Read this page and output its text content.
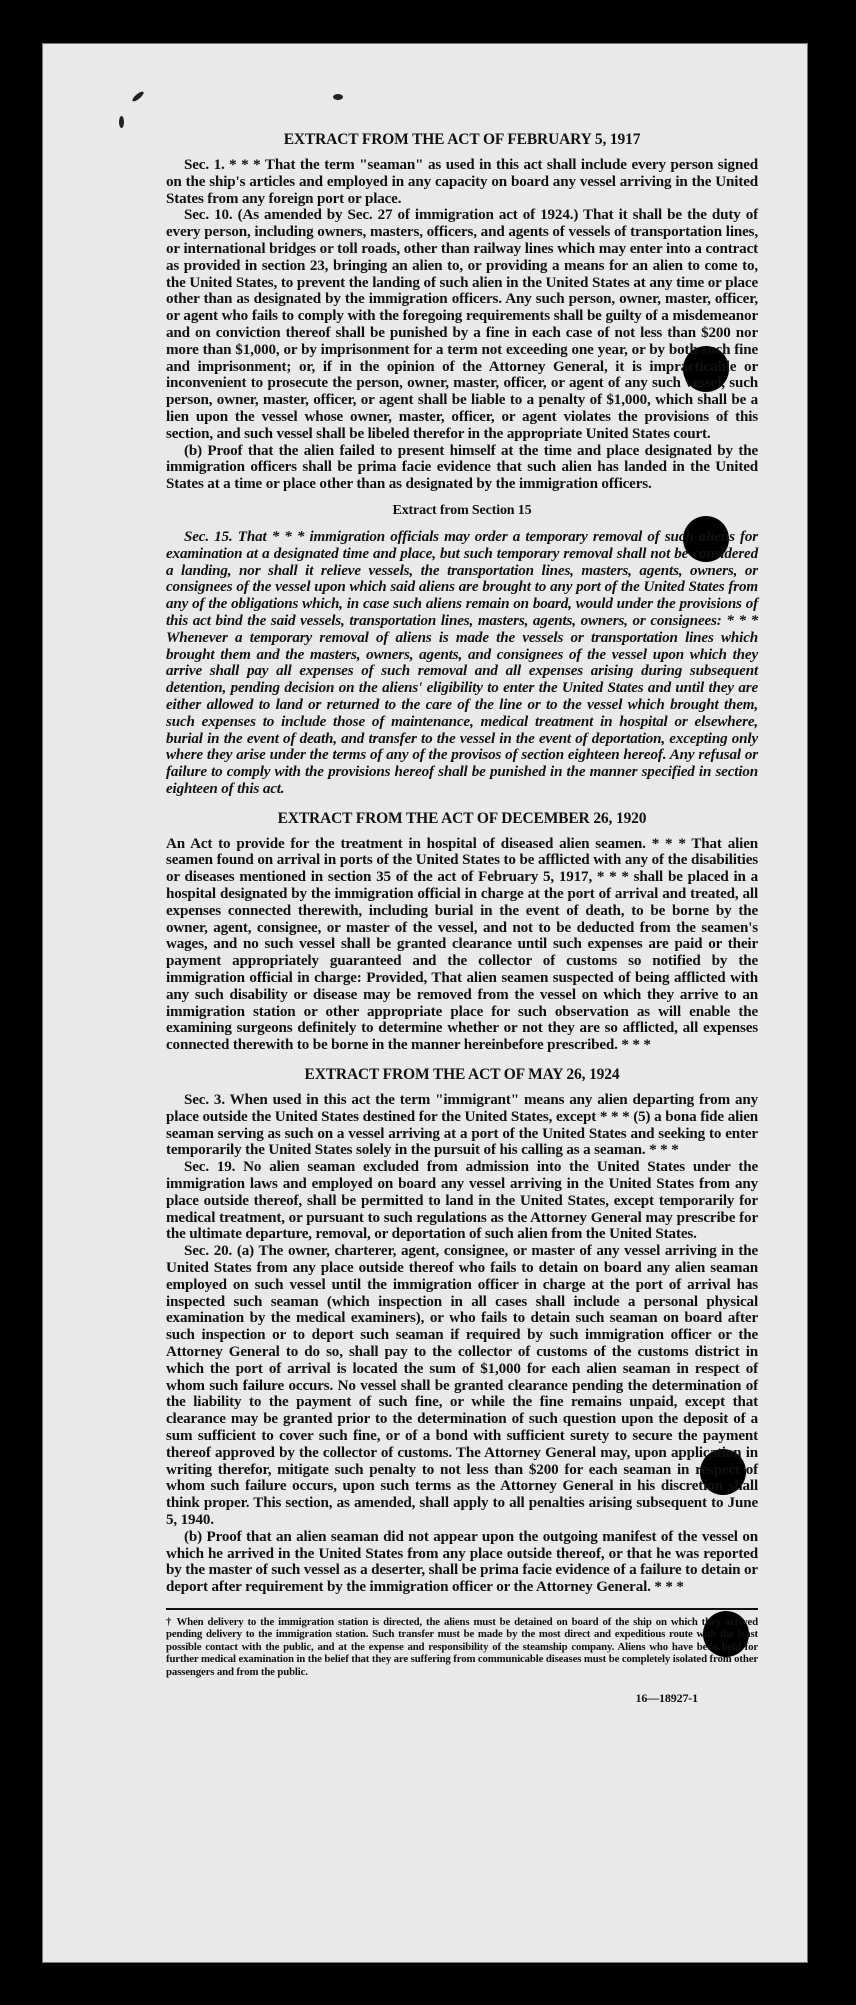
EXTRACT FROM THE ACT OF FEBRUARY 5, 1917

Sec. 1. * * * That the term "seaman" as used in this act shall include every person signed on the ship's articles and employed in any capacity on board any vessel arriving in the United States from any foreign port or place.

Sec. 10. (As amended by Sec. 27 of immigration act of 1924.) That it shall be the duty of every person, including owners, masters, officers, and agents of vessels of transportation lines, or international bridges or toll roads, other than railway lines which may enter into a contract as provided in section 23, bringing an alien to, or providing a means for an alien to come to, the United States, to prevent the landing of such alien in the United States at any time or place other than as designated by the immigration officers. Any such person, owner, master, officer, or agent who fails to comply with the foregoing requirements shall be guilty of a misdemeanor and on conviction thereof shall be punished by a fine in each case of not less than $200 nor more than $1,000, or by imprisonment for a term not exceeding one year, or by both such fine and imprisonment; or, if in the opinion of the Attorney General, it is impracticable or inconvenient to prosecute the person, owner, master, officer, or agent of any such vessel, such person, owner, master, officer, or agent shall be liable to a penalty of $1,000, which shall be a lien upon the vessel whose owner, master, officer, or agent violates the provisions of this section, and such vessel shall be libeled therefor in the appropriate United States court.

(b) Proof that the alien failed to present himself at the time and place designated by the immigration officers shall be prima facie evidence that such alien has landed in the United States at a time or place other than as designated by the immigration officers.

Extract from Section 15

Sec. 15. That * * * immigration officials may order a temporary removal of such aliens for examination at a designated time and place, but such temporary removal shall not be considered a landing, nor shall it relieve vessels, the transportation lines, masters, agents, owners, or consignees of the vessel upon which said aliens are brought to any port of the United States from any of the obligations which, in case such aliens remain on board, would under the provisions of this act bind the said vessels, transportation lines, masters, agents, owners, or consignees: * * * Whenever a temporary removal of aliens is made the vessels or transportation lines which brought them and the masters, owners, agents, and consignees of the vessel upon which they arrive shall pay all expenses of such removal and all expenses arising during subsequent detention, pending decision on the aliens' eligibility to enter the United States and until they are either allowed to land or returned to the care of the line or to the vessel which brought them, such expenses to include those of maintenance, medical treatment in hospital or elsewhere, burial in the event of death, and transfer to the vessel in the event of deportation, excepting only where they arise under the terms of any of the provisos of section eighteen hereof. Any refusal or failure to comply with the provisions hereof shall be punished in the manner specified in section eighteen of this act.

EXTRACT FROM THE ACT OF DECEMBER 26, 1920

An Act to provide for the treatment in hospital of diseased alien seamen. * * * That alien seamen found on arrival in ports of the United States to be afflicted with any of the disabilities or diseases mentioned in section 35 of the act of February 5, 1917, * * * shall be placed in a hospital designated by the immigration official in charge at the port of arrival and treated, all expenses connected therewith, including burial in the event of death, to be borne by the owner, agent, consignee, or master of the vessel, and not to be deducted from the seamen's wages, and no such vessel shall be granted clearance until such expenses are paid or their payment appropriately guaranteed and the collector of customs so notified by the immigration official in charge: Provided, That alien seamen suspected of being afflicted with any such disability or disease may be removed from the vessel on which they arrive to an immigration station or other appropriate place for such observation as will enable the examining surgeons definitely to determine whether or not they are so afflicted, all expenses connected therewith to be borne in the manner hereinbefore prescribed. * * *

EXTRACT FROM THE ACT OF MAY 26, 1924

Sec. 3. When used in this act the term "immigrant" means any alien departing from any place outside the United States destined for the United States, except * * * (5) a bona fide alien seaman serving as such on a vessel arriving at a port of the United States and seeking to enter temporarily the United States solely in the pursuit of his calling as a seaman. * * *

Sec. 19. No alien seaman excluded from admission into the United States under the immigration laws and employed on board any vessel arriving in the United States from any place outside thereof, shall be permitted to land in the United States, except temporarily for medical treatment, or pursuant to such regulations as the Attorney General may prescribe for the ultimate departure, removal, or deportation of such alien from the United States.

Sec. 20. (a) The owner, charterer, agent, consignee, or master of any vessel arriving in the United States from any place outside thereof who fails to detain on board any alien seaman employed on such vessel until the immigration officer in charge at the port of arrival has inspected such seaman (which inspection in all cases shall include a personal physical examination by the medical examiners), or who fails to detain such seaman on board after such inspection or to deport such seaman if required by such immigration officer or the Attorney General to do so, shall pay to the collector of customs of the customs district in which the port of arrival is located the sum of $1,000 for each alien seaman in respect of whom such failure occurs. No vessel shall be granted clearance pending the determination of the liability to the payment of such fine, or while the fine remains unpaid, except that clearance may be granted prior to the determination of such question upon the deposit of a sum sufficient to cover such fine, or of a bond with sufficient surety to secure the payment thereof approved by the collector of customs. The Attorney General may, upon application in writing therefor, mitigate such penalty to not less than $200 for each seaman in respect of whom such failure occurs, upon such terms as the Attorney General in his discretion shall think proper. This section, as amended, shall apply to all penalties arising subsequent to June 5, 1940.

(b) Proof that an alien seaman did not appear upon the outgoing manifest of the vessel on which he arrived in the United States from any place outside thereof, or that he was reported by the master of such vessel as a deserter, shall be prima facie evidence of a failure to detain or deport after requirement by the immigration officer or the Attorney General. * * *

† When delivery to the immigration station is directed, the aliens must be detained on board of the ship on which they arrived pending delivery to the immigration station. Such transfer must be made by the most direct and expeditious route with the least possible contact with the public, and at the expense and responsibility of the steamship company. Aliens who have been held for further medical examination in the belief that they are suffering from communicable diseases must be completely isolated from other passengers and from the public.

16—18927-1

---

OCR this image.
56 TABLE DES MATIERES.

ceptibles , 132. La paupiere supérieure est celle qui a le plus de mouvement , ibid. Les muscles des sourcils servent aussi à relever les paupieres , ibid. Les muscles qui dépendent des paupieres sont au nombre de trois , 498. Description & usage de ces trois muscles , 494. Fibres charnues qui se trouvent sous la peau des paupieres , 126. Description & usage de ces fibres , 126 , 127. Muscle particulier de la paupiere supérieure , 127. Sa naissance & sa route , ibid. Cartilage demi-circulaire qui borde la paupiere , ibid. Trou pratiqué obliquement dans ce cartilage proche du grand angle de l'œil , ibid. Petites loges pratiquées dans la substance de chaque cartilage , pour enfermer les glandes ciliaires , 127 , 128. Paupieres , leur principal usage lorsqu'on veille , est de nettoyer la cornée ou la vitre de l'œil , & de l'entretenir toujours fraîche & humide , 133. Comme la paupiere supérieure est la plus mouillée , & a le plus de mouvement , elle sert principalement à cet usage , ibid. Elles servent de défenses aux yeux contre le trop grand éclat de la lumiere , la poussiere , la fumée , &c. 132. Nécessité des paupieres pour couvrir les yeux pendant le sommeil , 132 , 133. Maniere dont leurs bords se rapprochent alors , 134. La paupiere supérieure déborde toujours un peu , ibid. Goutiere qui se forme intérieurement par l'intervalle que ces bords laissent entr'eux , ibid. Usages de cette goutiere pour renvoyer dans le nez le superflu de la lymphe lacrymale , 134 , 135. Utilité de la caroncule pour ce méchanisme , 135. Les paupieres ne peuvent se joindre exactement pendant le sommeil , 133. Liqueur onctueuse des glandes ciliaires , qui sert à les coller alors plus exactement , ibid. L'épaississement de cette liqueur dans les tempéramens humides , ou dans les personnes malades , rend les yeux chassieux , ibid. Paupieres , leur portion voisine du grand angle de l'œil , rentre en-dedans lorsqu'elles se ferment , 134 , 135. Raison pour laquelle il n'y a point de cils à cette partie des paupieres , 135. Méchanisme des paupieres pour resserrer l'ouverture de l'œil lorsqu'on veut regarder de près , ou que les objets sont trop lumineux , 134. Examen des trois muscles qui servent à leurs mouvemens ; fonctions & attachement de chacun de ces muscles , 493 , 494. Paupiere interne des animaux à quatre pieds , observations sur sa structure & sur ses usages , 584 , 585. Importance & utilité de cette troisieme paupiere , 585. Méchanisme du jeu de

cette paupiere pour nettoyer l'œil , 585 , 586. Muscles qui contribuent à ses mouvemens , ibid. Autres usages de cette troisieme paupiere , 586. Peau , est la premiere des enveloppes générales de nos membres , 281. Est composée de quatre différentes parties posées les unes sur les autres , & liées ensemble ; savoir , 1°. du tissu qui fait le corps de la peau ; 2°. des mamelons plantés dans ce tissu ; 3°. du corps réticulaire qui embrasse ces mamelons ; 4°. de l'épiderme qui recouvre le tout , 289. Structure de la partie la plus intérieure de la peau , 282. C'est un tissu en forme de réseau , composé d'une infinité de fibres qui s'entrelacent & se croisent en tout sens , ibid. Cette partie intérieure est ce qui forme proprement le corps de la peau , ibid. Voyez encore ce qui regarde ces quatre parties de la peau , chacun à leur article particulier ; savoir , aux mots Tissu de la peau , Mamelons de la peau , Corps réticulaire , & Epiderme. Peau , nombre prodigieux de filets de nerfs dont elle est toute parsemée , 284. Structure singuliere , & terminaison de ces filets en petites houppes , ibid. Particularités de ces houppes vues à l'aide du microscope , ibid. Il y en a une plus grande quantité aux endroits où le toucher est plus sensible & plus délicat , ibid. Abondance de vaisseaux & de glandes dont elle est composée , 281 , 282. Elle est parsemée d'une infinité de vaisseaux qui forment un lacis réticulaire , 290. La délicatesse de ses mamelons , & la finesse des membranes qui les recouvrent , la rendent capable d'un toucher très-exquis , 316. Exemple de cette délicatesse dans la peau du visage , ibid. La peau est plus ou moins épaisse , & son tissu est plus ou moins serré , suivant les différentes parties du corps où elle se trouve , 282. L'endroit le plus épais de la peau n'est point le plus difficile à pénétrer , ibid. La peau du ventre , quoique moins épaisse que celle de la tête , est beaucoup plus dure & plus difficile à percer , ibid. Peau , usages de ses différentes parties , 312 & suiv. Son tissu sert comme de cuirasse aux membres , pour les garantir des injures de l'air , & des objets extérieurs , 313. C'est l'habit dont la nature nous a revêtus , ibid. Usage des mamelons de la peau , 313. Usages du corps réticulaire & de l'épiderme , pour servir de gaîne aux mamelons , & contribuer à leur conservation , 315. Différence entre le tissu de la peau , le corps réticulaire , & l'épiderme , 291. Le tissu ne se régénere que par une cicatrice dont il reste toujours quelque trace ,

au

==

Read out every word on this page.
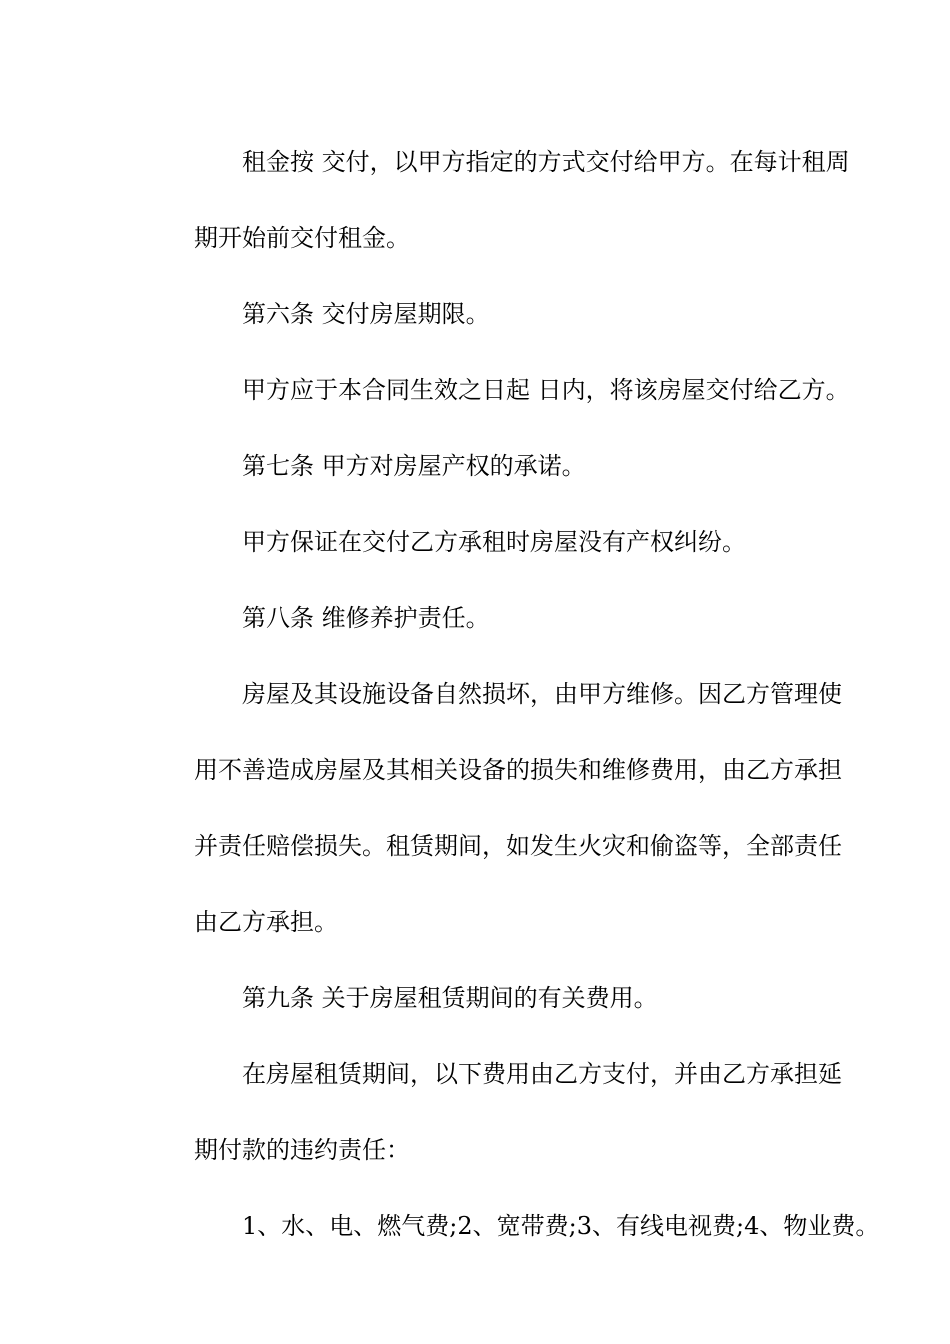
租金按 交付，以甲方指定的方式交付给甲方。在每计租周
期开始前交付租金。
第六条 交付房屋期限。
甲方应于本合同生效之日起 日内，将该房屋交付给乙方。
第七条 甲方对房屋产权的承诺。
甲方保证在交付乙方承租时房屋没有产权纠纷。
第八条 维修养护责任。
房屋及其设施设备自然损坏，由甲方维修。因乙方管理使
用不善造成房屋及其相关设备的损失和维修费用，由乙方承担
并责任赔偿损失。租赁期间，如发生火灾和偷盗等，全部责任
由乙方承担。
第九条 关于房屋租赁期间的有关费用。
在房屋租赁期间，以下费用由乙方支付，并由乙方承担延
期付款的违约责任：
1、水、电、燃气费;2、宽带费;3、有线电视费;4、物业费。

*What the exercise asks*
List each line of the entries that holds the string "Read".

*Output of the task*
Read this page and output its text content.
Read out every word on this page.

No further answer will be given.